[start Supplied entries]
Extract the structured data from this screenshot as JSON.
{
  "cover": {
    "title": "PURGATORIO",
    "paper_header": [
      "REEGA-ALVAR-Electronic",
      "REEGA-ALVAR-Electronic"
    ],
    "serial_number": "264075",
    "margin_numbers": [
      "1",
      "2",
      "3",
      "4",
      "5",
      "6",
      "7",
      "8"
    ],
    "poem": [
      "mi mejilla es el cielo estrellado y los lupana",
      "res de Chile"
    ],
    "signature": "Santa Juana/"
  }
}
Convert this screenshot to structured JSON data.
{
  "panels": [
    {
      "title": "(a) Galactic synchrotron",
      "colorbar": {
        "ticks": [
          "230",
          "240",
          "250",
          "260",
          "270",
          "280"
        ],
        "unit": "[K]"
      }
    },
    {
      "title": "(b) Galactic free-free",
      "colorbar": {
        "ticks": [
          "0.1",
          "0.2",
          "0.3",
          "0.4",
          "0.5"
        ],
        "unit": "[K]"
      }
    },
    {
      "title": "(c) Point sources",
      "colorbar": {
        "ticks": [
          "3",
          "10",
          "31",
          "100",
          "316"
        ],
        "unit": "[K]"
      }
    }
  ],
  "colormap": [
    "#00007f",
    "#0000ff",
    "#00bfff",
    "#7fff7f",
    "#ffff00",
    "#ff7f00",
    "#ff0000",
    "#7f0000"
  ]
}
[end Supplied entries]
The exercise
Retype all of the material, keeping each line exact.

Answer to this exercise
Extract the structured data from this screenshot as JSON.
{
  "cover": {
    "title": "PURGATORIO",
    "paper_header": [
      "REEGA-ALVAR-Electronic",
      "REEGA-ALVAR-Electronic"
    ],
    "serial_number": "264075",
    "margin_numbers": [
      "1",
      "2",
      "3",
      "4",
      "5",
      "6",
      "7",
      "8"
    ],
    "poem": [
      "mi mejilla es el cielo estrellado y los lupana",
      "res de Chile"
    ],
    "signature": "Santa Juana/"
  }
}
Convert this screenshot to structured JSON data.
{
  "panels": [
    {
      "title": "(a) Galactic synchrotron",
      "colorbar": {
        "ticks": [
          "230",
          "240",
          "250",
          "260",
          "270",
          "280"
        ],
        "unit": "[K]"
      }
    },
    {
      "title": "(b) Galactic free-free",
      "colorbar": {
        "ticks": [
          "0.1",
          "0.2",
          "0.3",
          "0.4",
          "0.5"
        ],
        "unit": "[K]"
      }
    },
    {
      "title": "(c) Point sources",
      "colorbar": {
        "ticks": [
          "3",
          "10",
          "31",
          "100",
          "316"
        ],
        "unit": "[K]"
      }
    }
  ],
  "colormap": [
    "#00007f",
    "#0000ff",
    "#00bfff",
    "#7fff7f",
    "#ffff00",
    "#ff7f00",
    "#ff0000",
    "#7f0000"
  ]
}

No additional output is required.